— begin —
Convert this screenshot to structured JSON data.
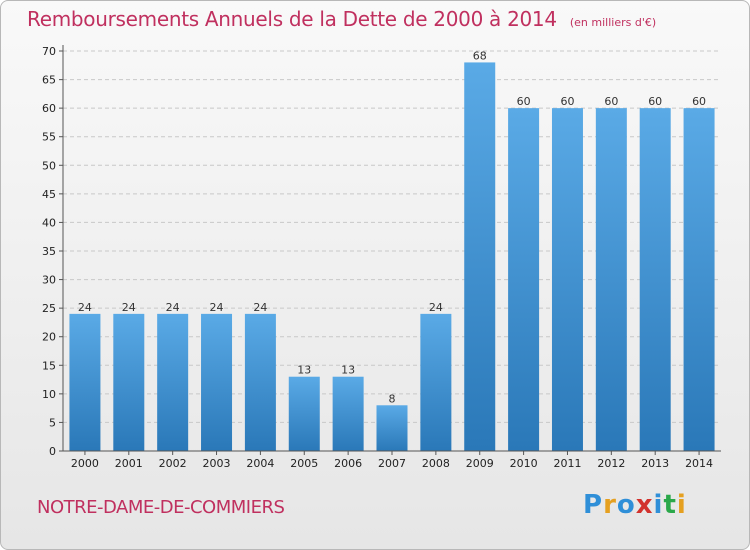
{
  "header": {
    "title": "Remboursements Annuels de la Dette de 2000 à 2014",
    "unit": "(en milliers d'€)"
  },
  "footer": {
    "commune": "NOTRE-DAME-DE-COMMIERS",
    "logo_text": "Proxiti"
  },
  "colors": {
    "title": "#c0305f",
    "bar_light": "#5aaae6",
    "bar_dark": "#2a78b8"
  },
  "chart_data": {
    "type": "bar",
    "categories": [
      "2000",
      "2001",
      "2002",
      "2003",
      "2004",
      "2005",
      "2006",
      "2007",
      "2008",
      "2009",
      "2010",
      "2011",
      "2012",
      "2013",
      "2014"
    ],
    "values": [
      24,
      24,
      24,
      24,
      24,
      13,
      13,
      8,
      24,
      68,
      60,
      60,
      60,
      60,
      60
    ],
    "title": "Remboursements Annuels de la Dette de 2000 à 2014",
    "unit": "(en milliers d'€)",
    "ylim": [
      0,
      70
    ],
    "yticks": [
      0,
      5,
      10,
      15,
      20,
      25,
      30,
      35,
      40,
      45,
      50,
      55,
      60,
      65,
      70
    ],
    "grid": true
  }
}
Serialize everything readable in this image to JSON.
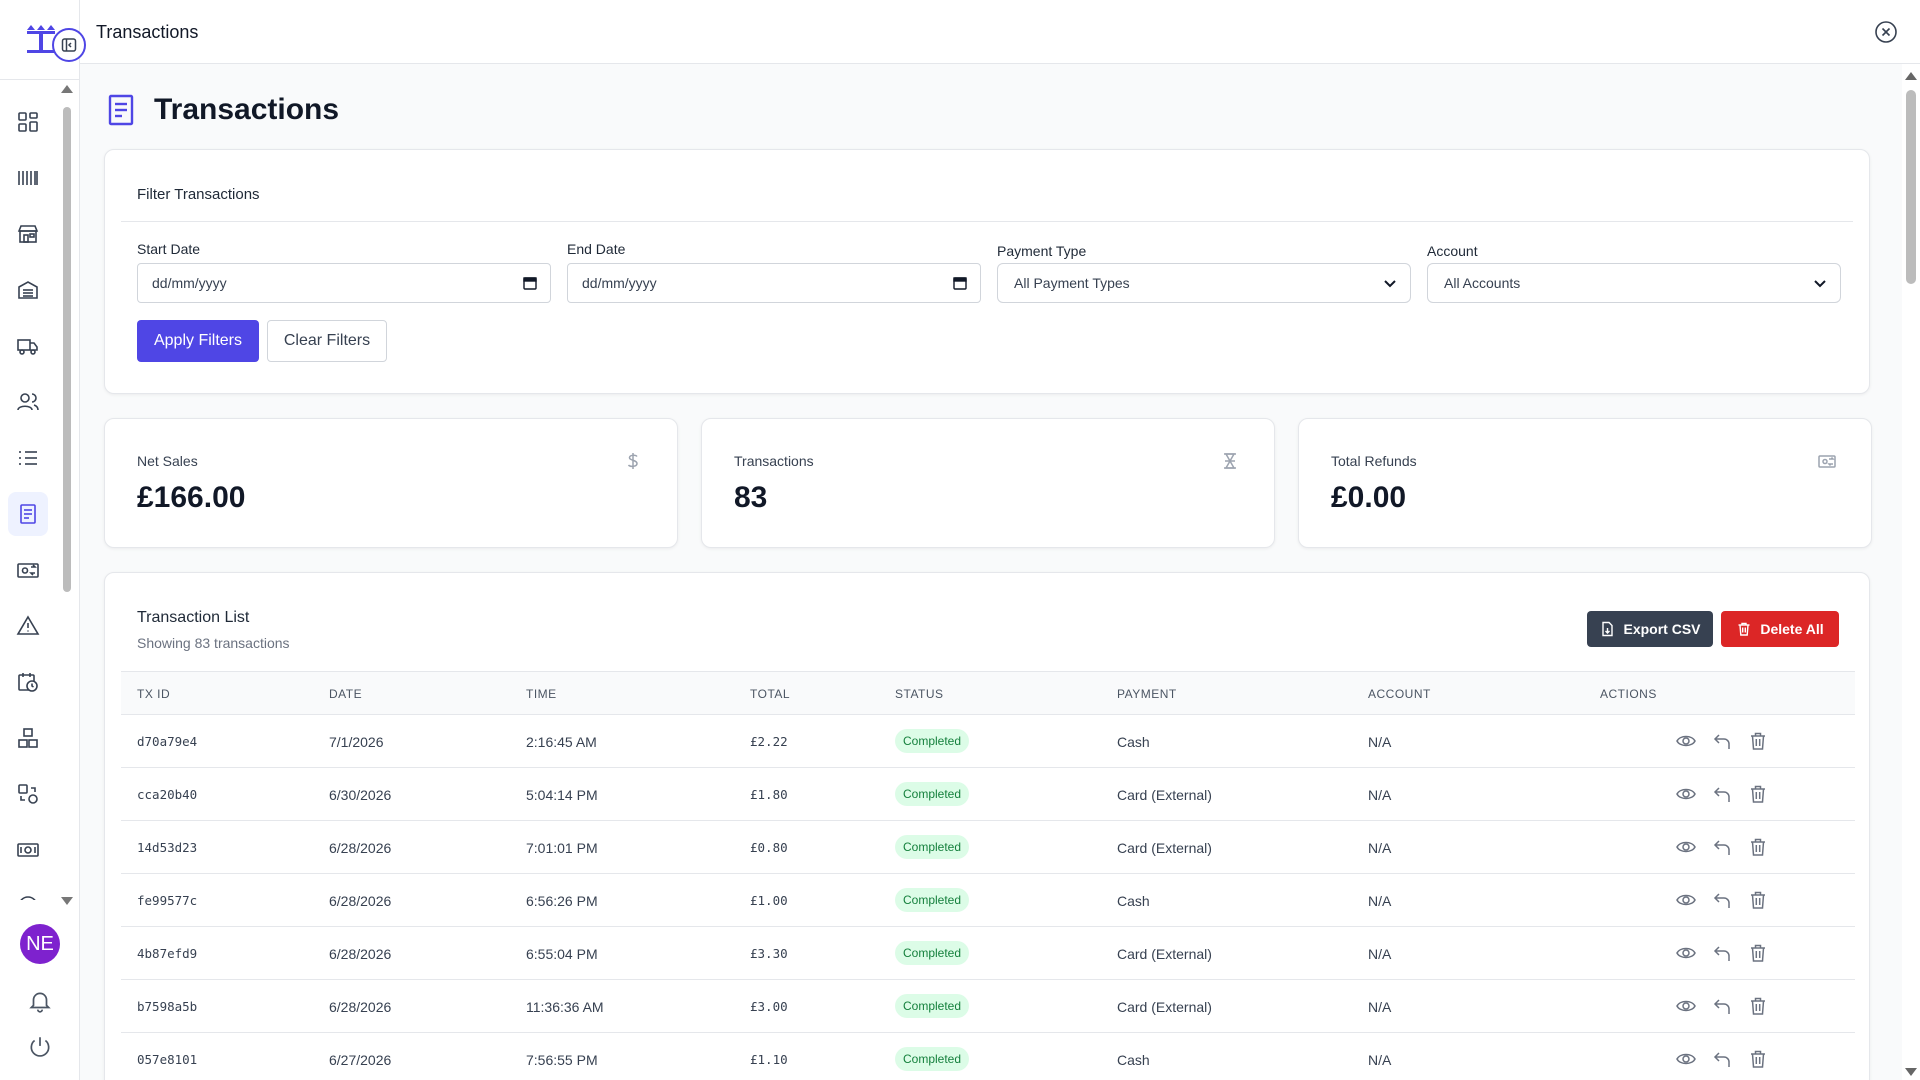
— end —
• **GIVEN REQUEST**
Gather from the entries above all lines that include the string "this".

• **THE RESPONSE**
Convert this screenshot to structured JSON data.
Serialize everything readable in this image to JSON.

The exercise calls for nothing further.